┌─ Information supplied
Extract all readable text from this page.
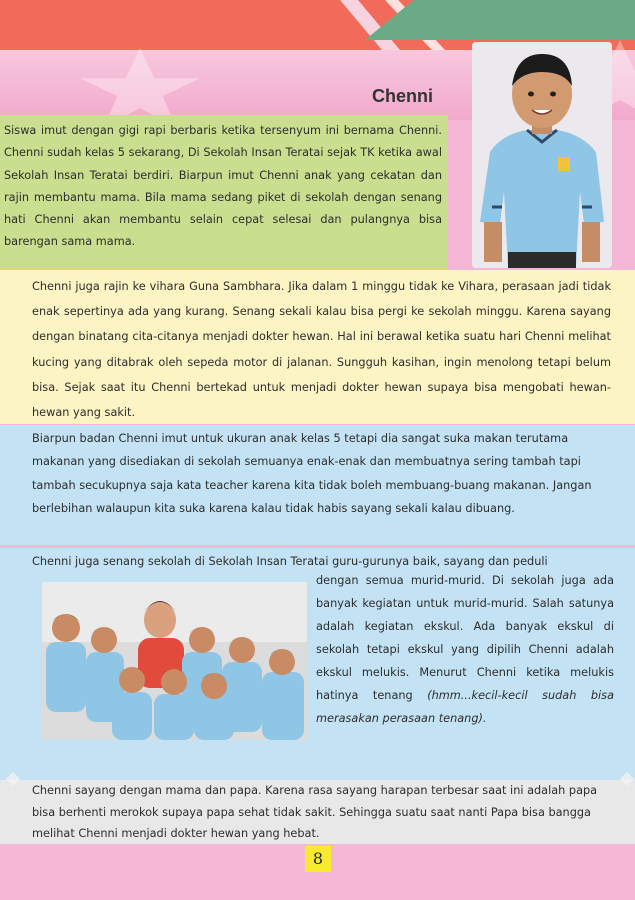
Chenni
Siswa imut dengan gigi rapi berbaris ketika tersenyum ini bernama Chenni. Chenni sudah kelas 5 sekarang, Di Sekolah Insan Teratai sejak TK ketika awal Sekolah Insan Teratai berdiri. Biarpun imut Chenni anak yang cekatan dan rajin membantu mama. Bila mama sedang piket di sekolah dengan senang hati Chenni akan membantu selain cepat selesai dan pulangnya bisa barengan sama mama.
Chenni juga rajin ke vihara Guna Sambhara. Jika dalam 1 minggu tidak ke Vihara, perasaan jadi tidak enak sepertinya ada yang kurang. Senang sekali kalau bisa pergi ke sekolah minggu. Karena sayang dengan binatang cita-citanya menjadi dokter hewan. Hal ini berawal ketika suatu hari Chenni melihat kucing yang ditabrak oleh sepeda motor di jalanan. Sungguh kasihan, ingin menolong tetapi belum bisa. Sejak saat itu Chenni bertekad untuk menjadi dokter hewan supaya bisa mengobati hewan-hewan yang sakit.
Biarpun badan Chenni imut untuk ukuran anak kelas 5 tetapi dia sangat suka makan terutama makanan yang disediakan di sekolah semuanya enak-enak dan membuatnya sering tambah tapi tambah secukupnya saja kata teacher karena kita tidak boleh membuang-buang makanan. Jangan berlebihan walaupun kita suka karena kalau tidak habis sayang sekali kalau dibuang.
Chenni juga senang sekolah di Sekolah Insan Teratai guru-gurunya baik, sayang dan peduli
dengan semua murid-murid. Di sekolah juga ada banyak kegiatan untuk murid-murid. Salah satunya adalah kegiatan ekskul. Ada banyak ekskul di sekolah tetapi ekskul yang dipilih Chenni adalah ekskul melukis. Menurut Chenni ketika melukis hatinya tenang (hmm...kecil-kecil sudah bisa merasakan perasaan tenang).
Chenni sayang dengan mama dan papa. Karena rasa sayang harapan terbesar saat ini adalah papa bisa berhenti merokok supaya papa sehat tidak sakit. Sehingga suatu saat nanti Papa bisa bangga melihat Chenni menjadi dokter hewan yang hebat.
8
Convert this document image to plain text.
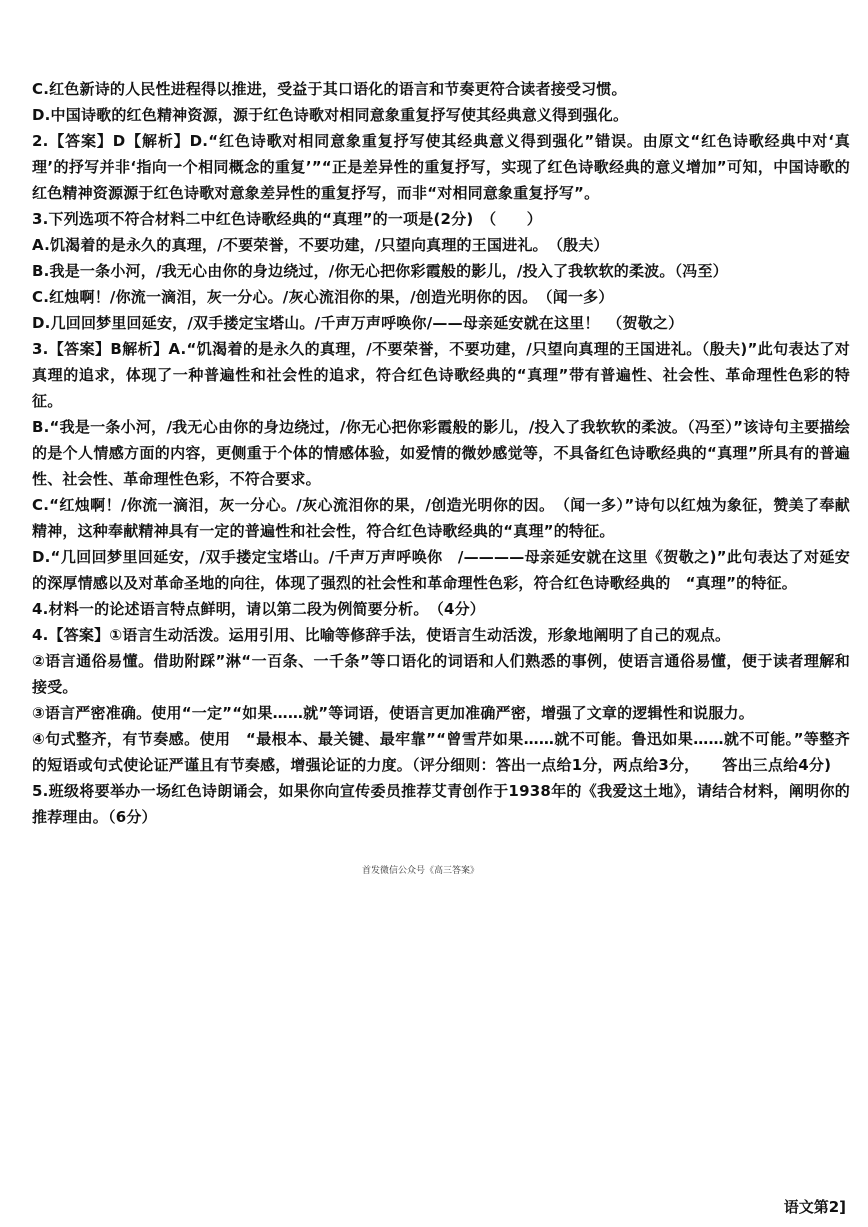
C.红色新诗的人民性进程得以推进，受益于其口语化的语言和节奏更符合读者接受习惯。

D.中国诗歌的红色精神资源，源于红色诗歌对相同意象重复抒写使其经典意义得到强化。

2.【答案】D【解析】D.“红色诗歌对相同意象重复抒写使其经典意义得到强化”错误。由原文“红色诗歌经典中对‘真理’的抒写并非‘指向一个相同概念的重复’”“正是差异性的重复抒写，实现了红色诗歌经典的意义增加”可知，中国诗歌的红色精神资源源于红色诗歌对意象差异性的重复抒写，而非“对相同意象重复抒写”。

3.下列选项不符合材料二中红色诗歌经典的“真理”的一项是(2分)　（　　）

A.饥渴着的是永久的真理，/不要荣誉，不要功建，/只望向真理的王国进礼。　（殷夫）

B.我是一条小河，/我无心由你的身边绕过，/你无心把你彩霞般的影儿，/投入了我软软的柔波。（冯至）

C.红烛啊！/你流一滴泪，灰一分心。/灰心流泪你的果，/创造光明你的因。　（闻一多）

D.几回回梦里回延安，/双手搂定宝塔山。/千声万声呼唤你/——母亲延安就在这里！　（贺敬之）

3.【答案】B解析】A.“饥渴着的是永久的真理，/不要荣誉，不要功建，/只望向真理的王国进礼。（殷夫)”此句表达了对真理的追求，体现了一种普遍性和社会性的追求，符合红色诗歌经典的“真理”带有普遍性、社会性、革命理性色彩的特征。

B.“我是一条小河，/我无心由你的身边绕过，/你无心把你彩霞般的影儿，/投入了我软软的柔波。（冯至）”该诗句主要描绘的是个人情感方面的内容，更侧重于个体的情感体验，如爱情的微妙感觉等，不具备红色诗歌经典的“真理”所具有的普遍性、社会性、革命理性色彩，不符合要求。

C.“红烛啊！/你流一滴泪，灰一分心。/灰心流泪你的果，/创造光明你的因。　（闻一多）”诗句以红烛为象征，赞美了奉献精神，这种奉献精神具有一定的普遍性和社会性，符合红色诗歌经典的“真理”的特征。

D.“几回回梦里回延安，/双手搂定宝塔山。/千声万声呼唤你　/————母亲延安就在这里《贺敬之)”此句表达了对延安的深厚情感以及对革命圣地的向往，体现了强烈的社会性和革命理性色彩，符合红色诗歌经典的　“真理”的特征。

4.材料一的论述语言特点鲜明，请以第二段为例简要分析。　（4分）

4.【答案】①语言生动活泼。运用引用、比喻等修辞手法，使语言生动活泼，形象地阐明了自己的观点。

②语言通俗易懂。借助附踩”淋“一百条、一千条”等口语化的词语和人们熟悉的事例，使语言通俗易懂，便于读者理解和接受。

③语言严密准确。使用“一定”“如果……就”等词语，使语言更加准确严密，增强了文章的逻辑性和说服力。

④句式整齐，有节奏感。使用　“最根本、最关键、最牢靠”“曾雪芹如果……就不可能。鲁迅如果……就不可能。”等整齐的短语或句式使论证严谨且有节奏感，增强论证的力度。（评分细则：答出一点给1分，两点给3分，　　答出三点给4分)

5.班级将要举办一场红色诗朗诵会，如果你向宣传委员推荐艾青创作于1938年的《我爱这土地》，请结合材料，阐明你的推荐理由。（6分）

首发微信公众号《高三答案》
语文第2]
└─
The entries above are to be returned exactly, without their pictures.

[Task solution]
Extract all readable text from this page.
Chenni
Siswa imut dengan gigi rapi berbaris ketika tersenyum ini bernama Chenni. Chenni sudah kelas 5 sekarang, Di Sekolah Insan Teratai sejak TK ketika awal Sekolah Insan Teratai berdiri. Biarpun imut Chenni anak yang cekatan dan rajin membantu mama. Bila mama sedang piket di sekolah dengan senang hati Chenni akan membantu selain cepat selesai dan pulangnya bisa barengan sama mama.
Chenni juga rajin ke vihara Guna Sambhara. Jika dalam 1 minggu tidak ke Vihara, perasaan jadi tidak enak sepertinya ada yang kurang. Senang sekali kalau bisa pergi ke sekolah minggu. Karena sayang dengan binatang cita-citanya menjadi dokter hewan. Hal ini berawal ketika suatu hari Chenni melihat kucing yang ditabrak oleh sepeda motor di jalanan. Sungguh kasihan, ingin menolong tetapi belum bisa. Sejak saat itu Chenni bertekad untuk menjadi dokter hewan supaya bisa mengobati hewan-hewan yang sakit.
Biarpun badan Chenni imut untuk ukuran anak kelas 5 tetapi dia sangat suka makan terutama makanan yang disediakan di sekolah semuanya enak-enak dan membuatnya sering tambah tapi tambah secukupnya saja kata teacher karena kita tidak boleh membuang-buang makanan. Jangan berlebihan walaupun kita suka karena kalau tidak habis sayang sekali kalau dibuang.
Chenni juga senang sekolah di Sekolah Insan Teratai guru-gurunya baik, sayang dan peduli
dengan semua murid-murid. Di sekolah juga ada banyak kegiatan untuk murid-murid. Salah satunya adalah kegiatan ekskul. Ada banyak ekskul di sekolah tetapi ekskul yang dipilih Chenni adalah ekskul melukis. Menurut Chenni ketika melukis hatinya tenang (hmm...kecil-kecil sudah bisa merasakan perasaan tenang).
Chenni sayang dengan mama dan papa. Karena rasa sayang harapan terbesar saat ini adalah papa bisa berhenti merokok supaya papa sehat tidak sakit. Sehingga suatu saat nanti Papa bisa bangga melihat Chenni menjadi dokter hewan yang hebat.
8
Convert this document image to plain text.
C.红色新诗的人民性进程得以推进，受益于其口语化的语言和节奏更符合读者接受习惯。

D.中国诗歌的红色精神资源，源于红色诗歌对相同意象重复抒写使其经典意义得到强化。

2.【答案】D【解析】D.“红色诗歌对相同意象重复抒写使其经典意义得到强化”错误。由原文“红色诗歌经典中对‘真理’的抒写并非‘指向一个相同概念的重复’”“正是差异性的重复抒写，实现了红色诗歌经典的意义增加”可知，中国诗歌的红色精神资源源于红色诗歌对意象差异性的重复抒写，而非“对相同意象重复抒写”。

3.下列选项不符合材料二中红色诗歌经典的“真理”的一项是(2分)　（　　）

A.饥渴着的是永久的真理，/不要荣誉，不要功建，/只望向真理的王国进礼。　（殷夫）

B.我是一条小河，/我无心由你的身边绕过，/你无心把你彩霞般的影儿，/投入了我软软的柔波。（冯至）

C.红烛啊！/你流一滴泪，灰一分心。/灰心流泪你的果，/创造光明你的因。　（闻一多）

D.几回回梦里回延安，/双手搂定宝塔山。/千声万声呼唤你/——母亲延安就在这里！　（贺敬之）

3.【答案】B解析】A.“饥渴着的是永久的真理，/不要荣誉，不要功建，/只望向真理的王国进礼。（殷夫)”此句表达了对真理的追求，体现了一种普遍性和社会性的追求，符合红色诗歌经典的“真理”带有普遍性、社会性、革命理性色彩的特征。

B.“我是一条小河，/我无心由你的身边绕过，/你无心把你彩霞般的影儿，/投入了我软软的柔波。（冯至）”该诗句主要描绘的是个人情感方面的内容，更侧重于个体的情感体验，如爱情的微妙感觉等，不具备红色诗歌经典的“真理”所具有的普遍性、社会性、革命理性色彩，不符合要求。

C.“红烛啊！/你流一滴泪，灰一分心。/灰心流泪你的果，/创造光明你的因。　（闻一多）”诗句以红烛为象征，赞美了奉献精神，这种奉献精神具有一定的普遍性和社会性，符合红色诗歌经典的“真理”的特征。

D.“几回回梦里回延安，/双手搂定宝塔山。/千声万声呼唤你　/————母亲延安就在这里《贺敬之)”此句表达了对延安的深厚情感以及对革命圣地的向往，体现了强烈的社会性和革命理性色彩，符合红色诗歌经典的　“真理”的特征。

4.材料一的论述语言特点鲜明，请以第二段为例简要分析。　（4分）

4.【答案】①语言生动活泼。运用引用、比喻等修辞手法，使语言生动活泼，形象地阐明了自己的观点。

②语言通俗易懂。借助附踩”淋“一百条、一千条”等口语化的词语和人们熟悉的事例，使语言通俗易懂，便于读者理解和接受。

③语言严密准确。使用“一定”“如果……就”等词语，使语言更加准确严密，增强了文章的逻辑性和说服力。

④句式整齐，有节奏感。使用　“最根本、最关键、最牢靠”“曾雪芹如果……就不可能。鲁迅如果……就不可能。”等整齐的短语或句式使论证严谨且有节奏感，增强论证的力度。（评分细则：答出一点给1分，两点给3分，　　答出三点给4分)

5.班级将要举办一场红色诗朗诵会，如果你向宣传委员推荐艾青创作于1938年的《我爱这土地》，请结合材料，阐明你的推荐理由。（6分）

首发微信公众号《高三答案》
语文第2]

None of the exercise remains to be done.